Available records
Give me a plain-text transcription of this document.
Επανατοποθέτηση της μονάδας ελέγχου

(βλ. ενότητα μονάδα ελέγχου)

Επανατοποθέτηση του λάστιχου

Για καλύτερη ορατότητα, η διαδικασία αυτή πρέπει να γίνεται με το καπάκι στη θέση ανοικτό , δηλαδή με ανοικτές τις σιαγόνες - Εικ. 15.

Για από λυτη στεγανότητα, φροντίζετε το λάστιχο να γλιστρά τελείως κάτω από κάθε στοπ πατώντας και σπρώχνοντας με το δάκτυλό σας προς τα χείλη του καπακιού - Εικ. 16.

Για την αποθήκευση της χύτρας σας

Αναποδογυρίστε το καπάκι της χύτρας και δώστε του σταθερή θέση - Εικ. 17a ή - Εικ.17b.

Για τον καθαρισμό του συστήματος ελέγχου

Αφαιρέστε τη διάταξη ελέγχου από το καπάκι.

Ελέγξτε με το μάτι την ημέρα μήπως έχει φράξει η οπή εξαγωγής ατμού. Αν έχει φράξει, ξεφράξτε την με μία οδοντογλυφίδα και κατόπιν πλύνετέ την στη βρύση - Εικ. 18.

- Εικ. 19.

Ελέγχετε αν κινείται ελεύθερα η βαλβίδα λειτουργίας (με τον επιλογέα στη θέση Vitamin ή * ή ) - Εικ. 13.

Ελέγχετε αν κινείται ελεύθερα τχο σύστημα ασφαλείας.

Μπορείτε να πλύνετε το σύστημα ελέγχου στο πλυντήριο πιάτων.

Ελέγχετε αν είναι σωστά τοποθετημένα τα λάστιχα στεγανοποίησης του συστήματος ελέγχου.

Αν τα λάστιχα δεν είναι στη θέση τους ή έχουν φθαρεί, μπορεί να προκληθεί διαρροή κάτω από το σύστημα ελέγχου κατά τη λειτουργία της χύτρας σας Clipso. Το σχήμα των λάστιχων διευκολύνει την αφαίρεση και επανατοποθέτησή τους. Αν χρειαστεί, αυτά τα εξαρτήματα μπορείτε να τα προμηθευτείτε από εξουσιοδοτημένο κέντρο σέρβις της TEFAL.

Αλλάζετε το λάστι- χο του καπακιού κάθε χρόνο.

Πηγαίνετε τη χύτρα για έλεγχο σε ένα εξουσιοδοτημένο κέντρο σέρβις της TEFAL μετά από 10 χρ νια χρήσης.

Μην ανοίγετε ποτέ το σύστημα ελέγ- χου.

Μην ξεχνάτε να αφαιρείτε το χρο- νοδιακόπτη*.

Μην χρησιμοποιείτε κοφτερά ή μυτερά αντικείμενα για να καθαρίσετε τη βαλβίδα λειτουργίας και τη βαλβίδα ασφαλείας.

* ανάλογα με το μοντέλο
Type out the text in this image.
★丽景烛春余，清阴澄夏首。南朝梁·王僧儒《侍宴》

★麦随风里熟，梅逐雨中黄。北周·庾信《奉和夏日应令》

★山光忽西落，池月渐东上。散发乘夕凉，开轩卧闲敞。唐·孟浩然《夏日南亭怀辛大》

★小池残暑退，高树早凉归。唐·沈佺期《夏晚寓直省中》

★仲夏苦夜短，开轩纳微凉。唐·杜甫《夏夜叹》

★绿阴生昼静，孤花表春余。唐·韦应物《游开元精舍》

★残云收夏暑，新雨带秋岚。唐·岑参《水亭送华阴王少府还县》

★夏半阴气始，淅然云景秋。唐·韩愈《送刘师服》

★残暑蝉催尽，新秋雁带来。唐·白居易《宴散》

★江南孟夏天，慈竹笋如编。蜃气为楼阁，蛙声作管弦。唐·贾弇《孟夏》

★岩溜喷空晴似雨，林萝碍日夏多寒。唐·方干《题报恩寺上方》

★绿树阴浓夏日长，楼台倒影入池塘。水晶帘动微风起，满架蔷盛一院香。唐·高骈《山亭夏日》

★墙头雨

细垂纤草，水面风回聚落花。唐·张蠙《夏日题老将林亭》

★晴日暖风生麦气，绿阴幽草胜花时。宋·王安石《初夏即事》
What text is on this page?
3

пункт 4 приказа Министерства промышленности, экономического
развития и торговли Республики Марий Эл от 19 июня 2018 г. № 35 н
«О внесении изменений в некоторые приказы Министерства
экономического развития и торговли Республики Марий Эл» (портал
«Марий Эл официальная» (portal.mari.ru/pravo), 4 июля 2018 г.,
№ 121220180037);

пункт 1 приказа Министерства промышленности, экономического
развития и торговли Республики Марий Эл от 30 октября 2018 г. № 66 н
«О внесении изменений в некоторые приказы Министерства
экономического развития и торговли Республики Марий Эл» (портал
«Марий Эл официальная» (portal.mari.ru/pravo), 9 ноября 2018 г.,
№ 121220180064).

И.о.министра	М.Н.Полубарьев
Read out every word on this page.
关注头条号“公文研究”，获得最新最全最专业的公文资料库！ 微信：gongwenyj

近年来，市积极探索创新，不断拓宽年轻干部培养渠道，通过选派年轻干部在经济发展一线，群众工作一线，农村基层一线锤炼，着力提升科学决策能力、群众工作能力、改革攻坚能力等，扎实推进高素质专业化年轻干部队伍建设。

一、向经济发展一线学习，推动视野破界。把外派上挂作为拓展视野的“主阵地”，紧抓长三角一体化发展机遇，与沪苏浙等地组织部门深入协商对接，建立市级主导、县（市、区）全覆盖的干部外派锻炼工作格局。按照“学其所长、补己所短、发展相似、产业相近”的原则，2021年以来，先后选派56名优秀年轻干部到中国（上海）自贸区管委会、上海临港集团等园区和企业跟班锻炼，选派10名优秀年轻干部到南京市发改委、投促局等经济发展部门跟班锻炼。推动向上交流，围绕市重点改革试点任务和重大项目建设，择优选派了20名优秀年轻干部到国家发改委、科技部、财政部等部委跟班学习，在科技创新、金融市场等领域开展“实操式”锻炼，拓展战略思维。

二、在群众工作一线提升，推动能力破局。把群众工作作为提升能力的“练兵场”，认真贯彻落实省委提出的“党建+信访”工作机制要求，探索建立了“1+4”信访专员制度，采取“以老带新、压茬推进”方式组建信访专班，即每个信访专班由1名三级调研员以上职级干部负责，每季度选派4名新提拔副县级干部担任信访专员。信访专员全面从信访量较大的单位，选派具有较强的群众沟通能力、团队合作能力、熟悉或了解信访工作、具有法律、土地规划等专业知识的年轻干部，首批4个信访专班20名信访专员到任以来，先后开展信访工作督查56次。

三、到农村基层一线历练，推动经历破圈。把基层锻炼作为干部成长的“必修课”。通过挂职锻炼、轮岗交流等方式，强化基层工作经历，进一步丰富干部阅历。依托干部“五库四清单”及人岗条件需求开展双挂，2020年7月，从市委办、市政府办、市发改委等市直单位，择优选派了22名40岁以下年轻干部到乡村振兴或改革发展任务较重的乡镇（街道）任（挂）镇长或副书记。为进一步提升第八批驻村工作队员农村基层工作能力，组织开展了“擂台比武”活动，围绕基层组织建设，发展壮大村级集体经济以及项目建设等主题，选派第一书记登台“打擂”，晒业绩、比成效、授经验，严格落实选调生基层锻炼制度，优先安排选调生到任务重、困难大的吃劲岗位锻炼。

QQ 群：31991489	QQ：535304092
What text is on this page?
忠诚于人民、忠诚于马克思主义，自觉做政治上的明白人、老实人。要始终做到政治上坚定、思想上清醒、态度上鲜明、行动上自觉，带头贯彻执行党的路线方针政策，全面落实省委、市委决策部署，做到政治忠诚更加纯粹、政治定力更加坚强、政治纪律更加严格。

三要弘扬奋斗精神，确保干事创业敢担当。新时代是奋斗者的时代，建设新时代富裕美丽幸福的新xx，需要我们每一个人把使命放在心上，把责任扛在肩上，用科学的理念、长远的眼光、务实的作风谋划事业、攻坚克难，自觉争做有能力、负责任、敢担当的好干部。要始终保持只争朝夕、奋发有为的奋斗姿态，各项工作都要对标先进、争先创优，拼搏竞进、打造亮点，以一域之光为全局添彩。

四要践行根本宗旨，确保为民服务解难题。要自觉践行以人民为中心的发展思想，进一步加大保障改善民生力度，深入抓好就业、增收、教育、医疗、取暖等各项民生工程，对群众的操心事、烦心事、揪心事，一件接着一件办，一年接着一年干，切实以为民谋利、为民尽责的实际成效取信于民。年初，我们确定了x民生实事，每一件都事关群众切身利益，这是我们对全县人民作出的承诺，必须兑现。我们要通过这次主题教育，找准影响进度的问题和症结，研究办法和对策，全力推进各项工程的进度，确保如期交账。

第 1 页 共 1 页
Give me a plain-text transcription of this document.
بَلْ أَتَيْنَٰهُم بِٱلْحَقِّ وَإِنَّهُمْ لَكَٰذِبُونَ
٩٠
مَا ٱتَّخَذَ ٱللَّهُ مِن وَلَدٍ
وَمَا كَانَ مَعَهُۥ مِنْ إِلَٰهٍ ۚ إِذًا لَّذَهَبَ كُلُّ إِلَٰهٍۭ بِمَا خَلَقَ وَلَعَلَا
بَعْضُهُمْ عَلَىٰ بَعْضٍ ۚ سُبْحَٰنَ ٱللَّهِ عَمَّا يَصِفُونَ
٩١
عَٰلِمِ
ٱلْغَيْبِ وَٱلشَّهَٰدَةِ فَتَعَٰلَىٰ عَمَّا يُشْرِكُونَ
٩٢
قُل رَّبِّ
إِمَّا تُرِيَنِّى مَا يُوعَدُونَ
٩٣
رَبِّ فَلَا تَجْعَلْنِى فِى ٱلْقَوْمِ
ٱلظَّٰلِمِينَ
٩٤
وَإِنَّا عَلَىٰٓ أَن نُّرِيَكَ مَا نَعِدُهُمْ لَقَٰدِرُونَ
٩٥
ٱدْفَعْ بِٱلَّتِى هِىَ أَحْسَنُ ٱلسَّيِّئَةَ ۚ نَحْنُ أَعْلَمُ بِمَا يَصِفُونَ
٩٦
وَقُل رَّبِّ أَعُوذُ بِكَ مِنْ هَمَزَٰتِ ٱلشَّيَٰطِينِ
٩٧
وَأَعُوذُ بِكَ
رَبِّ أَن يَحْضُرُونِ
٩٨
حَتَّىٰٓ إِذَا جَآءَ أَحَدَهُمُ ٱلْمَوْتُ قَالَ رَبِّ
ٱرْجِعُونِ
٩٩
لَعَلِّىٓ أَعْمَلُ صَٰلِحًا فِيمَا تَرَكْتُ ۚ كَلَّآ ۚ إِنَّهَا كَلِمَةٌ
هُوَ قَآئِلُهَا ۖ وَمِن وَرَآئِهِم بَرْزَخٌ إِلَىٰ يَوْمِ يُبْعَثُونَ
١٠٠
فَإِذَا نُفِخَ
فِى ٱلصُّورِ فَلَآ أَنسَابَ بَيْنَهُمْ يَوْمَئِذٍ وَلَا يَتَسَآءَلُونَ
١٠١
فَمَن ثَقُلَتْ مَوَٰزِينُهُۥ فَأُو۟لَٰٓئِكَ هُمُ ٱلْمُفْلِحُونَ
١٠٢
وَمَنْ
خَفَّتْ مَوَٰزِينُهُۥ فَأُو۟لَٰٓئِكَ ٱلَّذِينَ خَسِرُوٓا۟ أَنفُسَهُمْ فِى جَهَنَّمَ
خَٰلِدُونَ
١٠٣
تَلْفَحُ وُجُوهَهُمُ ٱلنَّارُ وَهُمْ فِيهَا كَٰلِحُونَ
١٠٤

Your task
Identify the lines above with the word "приказа". Copy them.

Result of this exercise
пункт 4 приказа Министерства промышленности, экономического
пункт 1 приказа Министерства промышленности, экономического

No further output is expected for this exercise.